WHO-DEY! Thank you! :lol 
They may lose the first round of the playoffs if they make it, but it is awesome to have somebody mention this team after they have only made the playoffs twice since 1989. Their last Super Bowl appearance (second total) was XXIII (that's half of this year's XLI!)


----------



## SocialAnxietyMC (Sep 3, 2011)

I just think the 49ers have the perfect playoff team they have a solid run game backed by the best defense of football. As long as Alex Smith takes care of the ball and controls the clock there going to be tuff to beat. My Packers have always had their number though.


----------



## RUFB2327 (Sep 28, 2008)

Green Bay vs. Baltimore

Green Bay wins again


----------



## MTLQuebec (Dec 20, 2011)

3. Houston vs *6. Cincinnati*
*4. Denver* vs 5. Pittsburgh

*3. New Orleans* vs 6. Detroit
4. New York vs *5. Atlanta*
---------------------------------------
*1. New England* vs 6. Cincinnati
*2. Baltimore* vs 4. Denver

*1. Green Bay* vs 5. Atlanta
2. San Francisco vs *3. New Orleans*
--------------------------------------------
1. New England vs *2. Baltimore*
1. Green Bay vs *3. New Orleans*
-------------------------------------
*Baltimore* vs New Orleans


----------



## kos (May 19, 2009)

Weekend winners:

Giants
Saints
Steelers
Texans


----------



## Double Indemnity (Aug 15, 2011)

kos said:


> Weekend winners:
> 
> Giants
> Saints
> ...


I agree with this, but I predict there's going to be one upset. I don't know anything about the Texans or Benglas so maybe that one will be the upset. Who's favored in that game? I would happy if the Falcons knocked out the Giants. Can't wait to watch the games.


----------



## kos (May 19, 2009)

Double Indemnity said:


> I agree with this, but I predict there's going to be one upset. I don't know anything about the Texans or Benglas so maybe that one will be the upset. Who's favored in that game? I would happy if the Falcons knocked out the Giants. Can't wait to watch the games.


 Texans are favored I think. Here you go, analyze your heart out. http://sports.cappersmall.com/merge...all&page=/nfl/gaming/NFL-GMATCHUP-CIN-HOU.htm


----------



## AliBaba (Nov 16, 2005)

*Alibaba's NFL Playoff Predictions(2012 Edition)*

-Wildcard Weekend-

AFC
*Cincinnati* @ Houston
Pittsburgh @ *Denver* (The Lord is with them)

NFC
Detroit @ *New Orleans*
Atlanta @ *NY Giants*

-Divisional Round-

AFC
Cincinnati @ *New England *
Denver @ *Baltimore* (The Lord takes the weekend off)

NFC
NY Giants @ *Green Bay*
*New Orleans* @ San Francisco

-Conference Championships-

AFC
Baltimore @ *New England* (This game is really a toss up for me)

NFC
New Orleans @ *Green Bay*

-Super Bowl XLVI-

New England vs Green Bay


















/thread


----------



## lightsout (Jan 8, 2012)

Since midway though the season I've felt GB was going to go-to & win another SB, and I haven't seen anything to change my mind.

GB, NE & NO are on another level offensively, and while none have too good a defense, GB's seems to do the most to "get by" (allowing yards, but turning it over & putting it back in Rodgers' hands). NO's defense sometimes has such games, but we'll have to see how they handle playing on the road.

Dataset rows:
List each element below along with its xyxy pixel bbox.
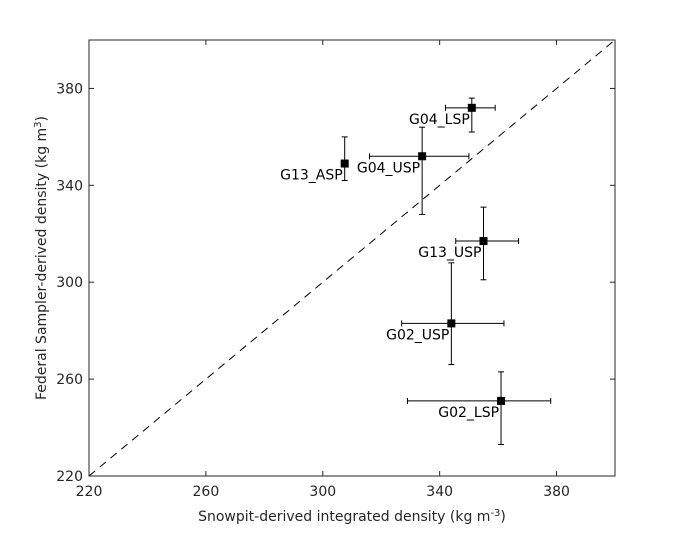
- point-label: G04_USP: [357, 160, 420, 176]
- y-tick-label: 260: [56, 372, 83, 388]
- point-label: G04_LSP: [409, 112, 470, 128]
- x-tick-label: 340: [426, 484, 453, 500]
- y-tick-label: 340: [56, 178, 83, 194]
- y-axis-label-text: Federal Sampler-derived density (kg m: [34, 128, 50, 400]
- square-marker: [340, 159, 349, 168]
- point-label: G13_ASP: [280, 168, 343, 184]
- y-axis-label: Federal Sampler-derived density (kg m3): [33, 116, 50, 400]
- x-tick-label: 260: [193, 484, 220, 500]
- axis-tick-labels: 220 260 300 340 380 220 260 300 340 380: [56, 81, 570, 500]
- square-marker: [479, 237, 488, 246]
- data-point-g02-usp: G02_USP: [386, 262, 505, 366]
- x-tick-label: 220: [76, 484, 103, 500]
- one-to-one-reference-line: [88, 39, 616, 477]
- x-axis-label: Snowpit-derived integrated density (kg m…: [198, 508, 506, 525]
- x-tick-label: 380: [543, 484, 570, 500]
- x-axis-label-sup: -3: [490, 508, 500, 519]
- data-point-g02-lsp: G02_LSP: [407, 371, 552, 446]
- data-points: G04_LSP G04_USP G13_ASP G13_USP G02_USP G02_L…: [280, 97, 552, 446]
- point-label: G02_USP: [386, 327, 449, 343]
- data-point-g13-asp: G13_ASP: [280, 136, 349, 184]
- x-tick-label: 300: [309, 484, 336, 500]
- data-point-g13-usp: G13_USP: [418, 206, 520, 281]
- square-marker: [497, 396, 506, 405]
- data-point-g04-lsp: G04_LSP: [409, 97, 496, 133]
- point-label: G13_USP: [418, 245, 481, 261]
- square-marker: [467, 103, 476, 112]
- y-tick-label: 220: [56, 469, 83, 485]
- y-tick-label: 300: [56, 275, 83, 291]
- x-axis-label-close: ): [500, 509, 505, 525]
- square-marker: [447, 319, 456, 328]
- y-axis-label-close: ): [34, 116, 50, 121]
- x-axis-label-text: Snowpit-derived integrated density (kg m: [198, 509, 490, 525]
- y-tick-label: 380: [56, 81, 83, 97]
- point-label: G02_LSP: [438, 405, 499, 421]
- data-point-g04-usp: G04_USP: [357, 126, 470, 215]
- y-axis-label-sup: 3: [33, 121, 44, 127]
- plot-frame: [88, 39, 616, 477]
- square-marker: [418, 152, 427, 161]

--

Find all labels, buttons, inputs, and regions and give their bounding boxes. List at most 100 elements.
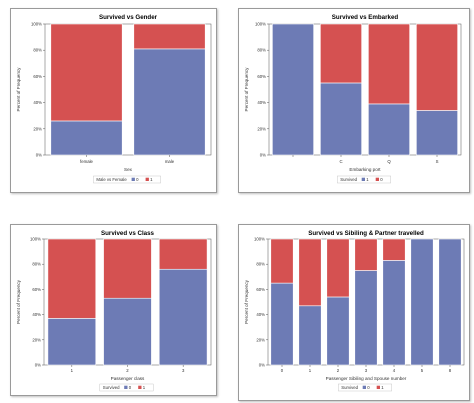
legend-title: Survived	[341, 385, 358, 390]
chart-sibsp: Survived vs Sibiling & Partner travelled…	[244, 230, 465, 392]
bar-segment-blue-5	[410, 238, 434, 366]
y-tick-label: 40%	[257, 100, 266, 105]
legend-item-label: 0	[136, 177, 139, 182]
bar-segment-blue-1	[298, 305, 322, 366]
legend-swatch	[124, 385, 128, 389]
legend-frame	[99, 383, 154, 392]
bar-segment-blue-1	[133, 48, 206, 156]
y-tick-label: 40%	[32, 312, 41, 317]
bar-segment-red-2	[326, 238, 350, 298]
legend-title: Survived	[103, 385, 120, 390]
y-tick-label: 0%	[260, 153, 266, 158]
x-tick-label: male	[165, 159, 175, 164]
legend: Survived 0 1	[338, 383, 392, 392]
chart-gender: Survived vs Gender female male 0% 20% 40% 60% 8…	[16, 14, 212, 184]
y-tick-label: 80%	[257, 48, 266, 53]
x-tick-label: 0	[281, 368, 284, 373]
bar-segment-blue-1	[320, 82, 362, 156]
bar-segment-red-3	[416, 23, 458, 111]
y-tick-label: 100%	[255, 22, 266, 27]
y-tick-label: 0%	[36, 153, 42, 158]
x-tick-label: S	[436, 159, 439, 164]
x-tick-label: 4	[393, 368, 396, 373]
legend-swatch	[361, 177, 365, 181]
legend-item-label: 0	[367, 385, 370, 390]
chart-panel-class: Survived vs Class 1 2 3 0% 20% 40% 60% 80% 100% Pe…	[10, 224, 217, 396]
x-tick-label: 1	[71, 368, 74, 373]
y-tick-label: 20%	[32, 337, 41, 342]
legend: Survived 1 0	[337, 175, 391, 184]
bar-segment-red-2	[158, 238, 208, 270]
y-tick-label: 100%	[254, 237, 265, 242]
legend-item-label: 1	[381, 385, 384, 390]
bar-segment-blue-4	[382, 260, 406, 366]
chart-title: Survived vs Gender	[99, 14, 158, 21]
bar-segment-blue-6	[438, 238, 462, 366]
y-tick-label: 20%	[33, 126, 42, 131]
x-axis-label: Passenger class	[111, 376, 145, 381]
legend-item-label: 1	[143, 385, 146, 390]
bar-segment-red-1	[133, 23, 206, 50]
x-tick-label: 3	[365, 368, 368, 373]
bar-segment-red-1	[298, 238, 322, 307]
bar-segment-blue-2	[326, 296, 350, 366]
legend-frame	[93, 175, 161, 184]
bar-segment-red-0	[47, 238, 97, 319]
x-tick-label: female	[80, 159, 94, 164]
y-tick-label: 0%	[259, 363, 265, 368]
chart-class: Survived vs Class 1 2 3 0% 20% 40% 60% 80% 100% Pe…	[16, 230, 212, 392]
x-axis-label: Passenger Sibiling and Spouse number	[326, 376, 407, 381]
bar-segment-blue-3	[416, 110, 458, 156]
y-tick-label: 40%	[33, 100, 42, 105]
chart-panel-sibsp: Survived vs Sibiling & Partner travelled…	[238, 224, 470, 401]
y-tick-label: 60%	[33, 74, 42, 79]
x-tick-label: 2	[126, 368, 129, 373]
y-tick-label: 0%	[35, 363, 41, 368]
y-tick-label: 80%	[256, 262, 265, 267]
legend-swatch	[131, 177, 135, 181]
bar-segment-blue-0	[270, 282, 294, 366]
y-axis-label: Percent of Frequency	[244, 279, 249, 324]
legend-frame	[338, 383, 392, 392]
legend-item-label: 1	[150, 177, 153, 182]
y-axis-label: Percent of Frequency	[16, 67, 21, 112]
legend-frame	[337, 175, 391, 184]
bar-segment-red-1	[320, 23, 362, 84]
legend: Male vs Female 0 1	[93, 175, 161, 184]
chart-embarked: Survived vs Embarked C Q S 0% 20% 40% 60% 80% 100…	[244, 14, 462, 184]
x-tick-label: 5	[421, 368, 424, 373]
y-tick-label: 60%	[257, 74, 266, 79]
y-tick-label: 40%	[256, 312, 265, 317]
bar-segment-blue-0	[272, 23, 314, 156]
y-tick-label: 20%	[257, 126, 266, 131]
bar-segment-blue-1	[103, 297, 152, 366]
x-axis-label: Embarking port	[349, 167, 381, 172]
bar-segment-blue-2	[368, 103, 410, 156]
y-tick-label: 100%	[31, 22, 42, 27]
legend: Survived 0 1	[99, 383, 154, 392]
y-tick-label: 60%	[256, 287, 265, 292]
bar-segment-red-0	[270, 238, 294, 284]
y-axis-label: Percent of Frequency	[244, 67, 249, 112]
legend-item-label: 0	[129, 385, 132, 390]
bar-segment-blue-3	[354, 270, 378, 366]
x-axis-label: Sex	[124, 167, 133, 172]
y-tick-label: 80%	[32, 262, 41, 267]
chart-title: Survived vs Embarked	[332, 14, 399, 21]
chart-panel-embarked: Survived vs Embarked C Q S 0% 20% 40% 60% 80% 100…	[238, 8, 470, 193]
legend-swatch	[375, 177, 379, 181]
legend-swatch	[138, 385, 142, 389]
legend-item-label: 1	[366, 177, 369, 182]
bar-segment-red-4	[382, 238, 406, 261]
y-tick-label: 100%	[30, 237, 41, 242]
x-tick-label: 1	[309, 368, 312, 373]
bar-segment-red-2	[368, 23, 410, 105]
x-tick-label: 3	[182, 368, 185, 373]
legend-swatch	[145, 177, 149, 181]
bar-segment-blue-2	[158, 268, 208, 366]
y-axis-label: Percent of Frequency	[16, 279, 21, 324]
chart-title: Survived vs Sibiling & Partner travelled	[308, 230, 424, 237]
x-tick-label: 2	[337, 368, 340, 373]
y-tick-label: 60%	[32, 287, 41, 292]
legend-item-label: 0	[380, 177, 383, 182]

* * *

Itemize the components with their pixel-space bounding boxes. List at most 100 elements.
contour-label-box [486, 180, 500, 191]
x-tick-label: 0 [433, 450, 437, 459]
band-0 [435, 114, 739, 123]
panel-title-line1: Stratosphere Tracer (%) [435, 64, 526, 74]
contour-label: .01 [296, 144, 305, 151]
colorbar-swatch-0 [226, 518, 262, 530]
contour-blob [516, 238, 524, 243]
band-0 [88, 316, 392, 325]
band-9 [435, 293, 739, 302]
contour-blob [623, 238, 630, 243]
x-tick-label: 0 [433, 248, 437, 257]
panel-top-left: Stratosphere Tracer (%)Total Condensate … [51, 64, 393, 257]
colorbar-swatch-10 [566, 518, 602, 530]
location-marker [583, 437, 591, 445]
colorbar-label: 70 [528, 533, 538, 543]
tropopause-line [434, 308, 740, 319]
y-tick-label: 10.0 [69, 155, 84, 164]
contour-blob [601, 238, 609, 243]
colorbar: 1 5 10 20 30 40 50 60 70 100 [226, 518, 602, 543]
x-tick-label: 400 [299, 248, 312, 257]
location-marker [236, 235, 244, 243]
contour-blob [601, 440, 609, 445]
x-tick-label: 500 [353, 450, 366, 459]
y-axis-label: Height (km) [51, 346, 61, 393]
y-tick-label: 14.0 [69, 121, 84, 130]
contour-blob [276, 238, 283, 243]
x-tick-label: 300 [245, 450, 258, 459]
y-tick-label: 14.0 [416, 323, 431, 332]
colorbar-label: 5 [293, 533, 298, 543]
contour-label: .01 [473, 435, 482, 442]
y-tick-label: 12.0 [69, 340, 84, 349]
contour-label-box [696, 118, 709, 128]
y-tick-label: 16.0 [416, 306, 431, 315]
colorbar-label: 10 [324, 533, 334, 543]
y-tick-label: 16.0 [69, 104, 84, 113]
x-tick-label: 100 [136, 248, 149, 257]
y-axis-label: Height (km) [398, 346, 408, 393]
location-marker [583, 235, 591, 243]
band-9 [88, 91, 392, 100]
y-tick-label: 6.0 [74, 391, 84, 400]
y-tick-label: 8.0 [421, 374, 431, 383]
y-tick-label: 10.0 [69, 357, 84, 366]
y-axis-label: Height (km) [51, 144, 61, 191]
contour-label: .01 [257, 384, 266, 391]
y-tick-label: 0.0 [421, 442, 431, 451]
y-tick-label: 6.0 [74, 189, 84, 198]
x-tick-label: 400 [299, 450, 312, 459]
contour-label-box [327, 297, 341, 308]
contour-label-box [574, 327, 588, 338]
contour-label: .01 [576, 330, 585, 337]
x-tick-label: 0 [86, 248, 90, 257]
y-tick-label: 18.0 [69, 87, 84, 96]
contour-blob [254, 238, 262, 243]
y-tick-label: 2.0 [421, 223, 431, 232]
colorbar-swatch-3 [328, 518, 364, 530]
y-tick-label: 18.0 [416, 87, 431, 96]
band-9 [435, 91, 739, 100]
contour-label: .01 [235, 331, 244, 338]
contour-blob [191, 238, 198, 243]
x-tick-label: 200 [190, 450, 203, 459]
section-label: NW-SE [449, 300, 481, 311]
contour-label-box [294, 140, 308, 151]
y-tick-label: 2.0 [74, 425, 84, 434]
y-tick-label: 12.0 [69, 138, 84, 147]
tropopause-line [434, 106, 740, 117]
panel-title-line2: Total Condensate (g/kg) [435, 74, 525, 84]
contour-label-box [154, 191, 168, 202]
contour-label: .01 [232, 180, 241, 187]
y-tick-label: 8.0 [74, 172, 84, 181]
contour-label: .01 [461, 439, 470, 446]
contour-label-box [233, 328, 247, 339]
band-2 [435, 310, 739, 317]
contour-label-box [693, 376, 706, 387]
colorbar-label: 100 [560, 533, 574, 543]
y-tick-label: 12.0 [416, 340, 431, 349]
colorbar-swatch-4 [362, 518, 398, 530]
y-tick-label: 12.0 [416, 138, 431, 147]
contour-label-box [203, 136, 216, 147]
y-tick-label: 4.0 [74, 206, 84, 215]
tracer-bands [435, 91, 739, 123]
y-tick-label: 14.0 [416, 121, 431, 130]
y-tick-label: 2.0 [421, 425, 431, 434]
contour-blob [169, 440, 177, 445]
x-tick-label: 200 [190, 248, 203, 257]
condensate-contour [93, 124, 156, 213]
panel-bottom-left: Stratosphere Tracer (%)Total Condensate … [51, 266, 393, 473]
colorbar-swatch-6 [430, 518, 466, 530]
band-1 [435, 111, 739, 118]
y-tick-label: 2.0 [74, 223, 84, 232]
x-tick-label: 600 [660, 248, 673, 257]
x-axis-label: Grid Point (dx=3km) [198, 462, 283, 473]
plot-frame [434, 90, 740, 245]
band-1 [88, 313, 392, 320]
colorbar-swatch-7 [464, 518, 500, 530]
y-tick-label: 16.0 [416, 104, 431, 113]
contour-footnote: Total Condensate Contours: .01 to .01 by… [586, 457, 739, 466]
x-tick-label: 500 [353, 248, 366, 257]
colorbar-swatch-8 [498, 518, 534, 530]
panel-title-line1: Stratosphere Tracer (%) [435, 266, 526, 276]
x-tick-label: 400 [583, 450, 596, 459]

The tasks:
1. Answer these questions from the NFL playoff thread:
(a) Which team does SocialAnxietyMC say has the perfect playoff team?
(b) Which two teams does AliBaba pick to meet in Super Bowl XLVI?
(c) Which team does kos think is favored in the Texans–Bengals game?
2. Continue the NFL playoff thread after its final sentence.

Results for each task:
1.
(a) The 49ers
(b) New England and Green Bay
(c) The Texans

2.
My pre-season pick was NE _(thinking their personnel moves were underrated, & more effective than "The Dream Team's". Albert Haynesworth & Ochocino didn't turn out, but guys like Mark Anderson, Andre Carter & Shaun Ellis made an impact despite the overall defense being poor (Devin McCourtney picked a great time to go from one of the top CB to one of the worst))._. They could still get it done, but they'd have to make sure Brady is well protected and they get out to early leads if they're playing another potent offense (Brady's been shaky at the beginning of games recently)


----------



## OrbitalResonance (Sep 21, 2010)

Broncos Ravens Saints Giants

Ravens Saints

Saints


----------



## foe (Oct 10, 2010)

Divisional Round prediction:

Saturday(later this evening)
(NFC) Niners hold off the Saints
(AFC) Patriots destroy the Broncos

Sunday
(AFC) Ravens ends the Texans first playoff run
(NFC) Giants defense hold off the Packers

Both of my NFC picks are upset picks since the general census are expecting a Packers and Saints match up in the NFC title game.


----------



## foe (Oct 10, 2010)

Donte Whitner(Niners safety) almost decapitated that Thomas(Saints running back). What a hit!!!! 

Thomas out of game so far. Questionable return.


----------



## foe (Oct 10, 2010)

Great 1st Quarter for the Niners with 2 TDs and three takeaways...awful 1st Quarter for the Saints with three turnovers now.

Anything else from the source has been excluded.